◆ EXERCISE PROMPT
Below you will find a set of lines. Repeat them all exactly.

◆ PROVIDED MATERIAL
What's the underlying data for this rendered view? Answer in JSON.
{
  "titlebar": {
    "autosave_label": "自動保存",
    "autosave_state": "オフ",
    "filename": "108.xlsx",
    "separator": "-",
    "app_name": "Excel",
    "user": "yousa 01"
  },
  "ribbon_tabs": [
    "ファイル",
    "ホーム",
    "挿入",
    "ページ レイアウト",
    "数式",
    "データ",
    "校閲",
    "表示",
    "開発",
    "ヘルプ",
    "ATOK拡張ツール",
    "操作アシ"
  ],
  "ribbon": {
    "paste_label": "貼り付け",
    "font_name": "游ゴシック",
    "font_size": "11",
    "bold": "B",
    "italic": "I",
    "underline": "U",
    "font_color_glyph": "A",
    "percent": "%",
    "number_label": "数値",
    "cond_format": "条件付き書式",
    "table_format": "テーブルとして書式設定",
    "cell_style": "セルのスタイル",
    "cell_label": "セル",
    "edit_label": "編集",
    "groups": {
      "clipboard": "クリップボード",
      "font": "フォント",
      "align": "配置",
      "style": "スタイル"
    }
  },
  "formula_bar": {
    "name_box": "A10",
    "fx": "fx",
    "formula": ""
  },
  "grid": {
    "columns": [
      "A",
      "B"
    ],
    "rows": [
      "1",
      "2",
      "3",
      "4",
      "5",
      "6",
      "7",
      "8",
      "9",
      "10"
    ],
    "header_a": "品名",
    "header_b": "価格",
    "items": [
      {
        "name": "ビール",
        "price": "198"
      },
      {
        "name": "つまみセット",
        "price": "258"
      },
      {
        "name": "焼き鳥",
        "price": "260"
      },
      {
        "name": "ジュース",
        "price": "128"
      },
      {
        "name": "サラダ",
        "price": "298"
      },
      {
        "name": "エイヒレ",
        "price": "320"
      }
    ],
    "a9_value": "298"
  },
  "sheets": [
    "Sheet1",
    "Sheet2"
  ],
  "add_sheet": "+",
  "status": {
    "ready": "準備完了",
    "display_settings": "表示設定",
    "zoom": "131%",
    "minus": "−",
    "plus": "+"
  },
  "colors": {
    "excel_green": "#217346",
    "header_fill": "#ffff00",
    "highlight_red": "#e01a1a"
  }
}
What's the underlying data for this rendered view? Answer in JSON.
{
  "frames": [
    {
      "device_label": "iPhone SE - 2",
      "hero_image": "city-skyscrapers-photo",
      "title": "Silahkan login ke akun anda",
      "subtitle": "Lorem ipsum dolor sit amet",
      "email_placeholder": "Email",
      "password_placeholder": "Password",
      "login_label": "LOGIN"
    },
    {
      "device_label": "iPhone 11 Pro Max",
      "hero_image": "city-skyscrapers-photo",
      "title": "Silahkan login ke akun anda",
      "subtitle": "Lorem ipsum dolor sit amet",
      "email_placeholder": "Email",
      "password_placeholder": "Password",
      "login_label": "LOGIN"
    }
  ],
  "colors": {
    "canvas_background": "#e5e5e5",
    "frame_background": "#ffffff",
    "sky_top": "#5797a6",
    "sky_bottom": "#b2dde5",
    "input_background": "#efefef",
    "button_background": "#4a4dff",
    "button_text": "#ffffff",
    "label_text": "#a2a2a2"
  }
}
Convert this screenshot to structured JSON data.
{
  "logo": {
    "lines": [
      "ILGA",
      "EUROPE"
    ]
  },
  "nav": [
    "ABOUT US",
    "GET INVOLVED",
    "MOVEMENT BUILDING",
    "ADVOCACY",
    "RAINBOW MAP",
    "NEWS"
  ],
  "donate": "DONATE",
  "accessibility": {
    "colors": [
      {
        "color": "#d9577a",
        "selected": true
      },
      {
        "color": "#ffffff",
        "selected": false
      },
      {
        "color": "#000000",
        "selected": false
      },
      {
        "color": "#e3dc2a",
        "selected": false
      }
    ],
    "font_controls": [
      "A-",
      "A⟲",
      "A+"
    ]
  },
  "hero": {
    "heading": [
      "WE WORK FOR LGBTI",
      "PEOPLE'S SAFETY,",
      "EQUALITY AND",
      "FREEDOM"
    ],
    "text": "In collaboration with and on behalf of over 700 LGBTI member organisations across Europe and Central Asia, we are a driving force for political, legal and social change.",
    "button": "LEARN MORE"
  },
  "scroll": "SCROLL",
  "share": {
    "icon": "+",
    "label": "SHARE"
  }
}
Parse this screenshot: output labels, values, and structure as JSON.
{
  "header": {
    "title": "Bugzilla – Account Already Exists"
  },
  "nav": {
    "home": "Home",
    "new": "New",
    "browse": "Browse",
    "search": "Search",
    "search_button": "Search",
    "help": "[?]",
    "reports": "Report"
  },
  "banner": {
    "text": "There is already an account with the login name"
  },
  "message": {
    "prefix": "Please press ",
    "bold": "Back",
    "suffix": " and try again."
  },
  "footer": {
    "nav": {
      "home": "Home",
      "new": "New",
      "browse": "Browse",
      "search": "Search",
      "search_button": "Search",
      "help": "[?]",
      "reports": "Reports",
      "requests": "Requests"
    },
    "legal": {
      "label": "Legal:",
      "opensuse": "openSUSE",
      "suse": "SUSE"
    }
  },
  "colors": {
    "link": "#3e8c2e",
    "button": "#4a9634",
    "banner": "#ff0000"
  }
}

◆ SOLUTION TO THIS EXERCISE
What's the underlying data for this rendered view? Answer in JSON.
{
  "titlebar": {
    "autosave_label": "自動保存",
    "autosave_state": "オフ",
    "filename": "108.xlsx",
    "separator": "-",
    "app_name": "Excel",
    "user": "yousa 01"
  },
  "ribbon_tabs": [
    "ファイル",
    "ホーム",
    "挿入",
    "ページ レイアウト",
    "数式",
    "データ",
    "校閲",
    "表示",
    "開発",
    "ヘルプ",
    "ATOK拡張ツール",
    "操作アシ"
  ],
  "ribbon": {
    "paste_label": "貼り付け",
    "font_name": "游ゴシック",
    "font_size": "11",
    "bold": "B",
    "italic": "I",
    "underline": "U",
    "font_color_glyph": "A",
    "percent": "%",
    "number_label": "数値",
    "cond_format": "条件付き書式",
    "table_format": "テーブルとして書式設定",
    "cell_style": "セルのスタイル",
    "cell_label": "セル",
    "edit_label": "編集",
    "groups": {
      "clipboard": "クリップボード",
      "font": "フォント",
      "align": "配置",
      "style": "スタイル"
    }
  },
  "formula_bar": {
    "name_box": "A10",
    "fx": "fx",
    "formula": ""
  },
  "grid": {
    "columns": [
      "A",
      "B"
    ],
    "rows": [
      "1",
      "2",
      "3",
      "4",
      "5",
      "6",
      "7",
      "8",
      "9",
      "10"
    ],
    "header_a": "品名",
    "header_b": "価格",
    "items": [
      {
        "name": "ビール",
        "price": "198"
      },
      {
        "name": "つまみセット",
        "price": "258"
      },
      {
        "name": "焼き鳥",
        "price": "260"
      },
      {
        "name": "ジュース",
        "price": "128"
      },
      {
        "name": "サラダ",
        "price": "298"
      },
      {
        "name": "エイヒレ",
        "price": "320"
      }
    ],
    "a9_value": "298"
  },
  "sheets": [
    "Sheet1",
    "Sheet2"
  ],
  "add_sheet": "+",
  "status": {
    "ready": "準備完了",
    "display_settings": "表示設定",
    "zoom": "131%",
    "minus": "−",
    "plus": "+"
  },
  "colors": {
    "excel_green": "#217346",
    "header_fill": "#ffff00",
    "highlight_red": "#e01a1a"
  }
}
What's the underlying data for this rendered view? Answer in JSON.
{
  "frames": [
    {
      "device_label": "iPhone SE - 2",
      "hero_image": "city-skyscrapers-photo",
      "title": "Silahkan login ke akun anda",
      "subtitle": "Lorem ipsum dolor sit amet",
      "email_placeholder": "Email",
      "password_placeholder": "Password",
      "login_label": "LOGIN"
    },
    {
      "device_label": "iPhone 11 Pro Max",
      "hero_image": "city-skyscrapers-photo",
      "title": "Silahkan login ke akun anda",
      "subtitle": "Lorem ipsum dolor sit amet",
      "email_placeholder": "Email",
      "password_placeholder": "Password",
      "login_label": "LOGIN"
    }
  ],
  "colors": {
    "canvas_background": "#e5e5e5",
    "frame_background": "#ffffff",
    "sky_top": "#5797a6",
    "sky_bottom": "#b2dde5",
    "input_background": "#efefef",
    "button_background": "#4a4dff",
    "button_text": "#ffffff",
    "label_text": "#a2a2a2"
  }
}
Convert this screenshot to structured JSON data.
{
  "logo": {
    "lines": [
      "ILGA",
      "EUROPE"
    ]
  },
  "nav": [
    "ABOUT US",
    "GET INVOLVED",
    "MOVEMENT BUILDING",
    "ADVOCACY",
    "RAINBOW MAP",
    "NEWS"
  ],
  "donate": "DONATE",
  "accessibility": {
    "colors": [
      {
        "color": "#d9577a",
        "selected": true
      },
      {
        "color": "#ffffff",
        "selected": false
      },
      {
        "color": "#000000",
        "selected": false
      },
      {
        "color": "#e3dc2a",
        "selected": false
      }
    ],
    "font_controls": [
      "A-",
      "A⟲",
      "A+"
    ]
  },
  "hero": {
    "heading": [
      "WE WORK FOR LGBTI",
      "PEOPLE'S SAFETY,",
      "EQUALITY AND",
      "FREEDOM"
    ],
    "text": "In collaboration with and on behalf of over 700 LGBTI member organisations across Europe and Central Asia, we are a driving force for political, legal and social change.",
    "button": "LEARN MORE"
  },
  "scroll": "SCROLL",
  "share": {
    "icon": "+",
    "label": "SHARE"
  }
}
Parse this screenshot: output labels, values, and structure as JSON.
{
  "header": {
    "title": "Bugzilla – Account Already Exists"
  },
  "nav": {
    "home": "Home",
    "new": "New",
    "browse": "Browse",
    "search": "Search",
    "search_button": "Search",
    "help": "[?]",
    "reports": "Report"
  },
  "banner": {
    "text": "There is already an account with the login name"
  },
  "message": {
    "prefix": "Please press ",
    "bold": "Back",
    "suffix": " and try again."
  },
  "footer": {
    "nav": {
      "home": "Home",
      "new": "New",
      "browse": "Browse",
      "search": "Search",
      "search_button": "Search",
      "help": "[?]",
      "reports": "Reports",
      "requests": "Requests"
    },
    "legal": {
      "label": "Legal:",
      "opensuse": "openSUSE",
      "suse": "SUSE"
    }
  },
  "colors": {
    "link": "#3e8c2e",
    "button": "#4a9634",
    "banner": "#ff0000"
  }
}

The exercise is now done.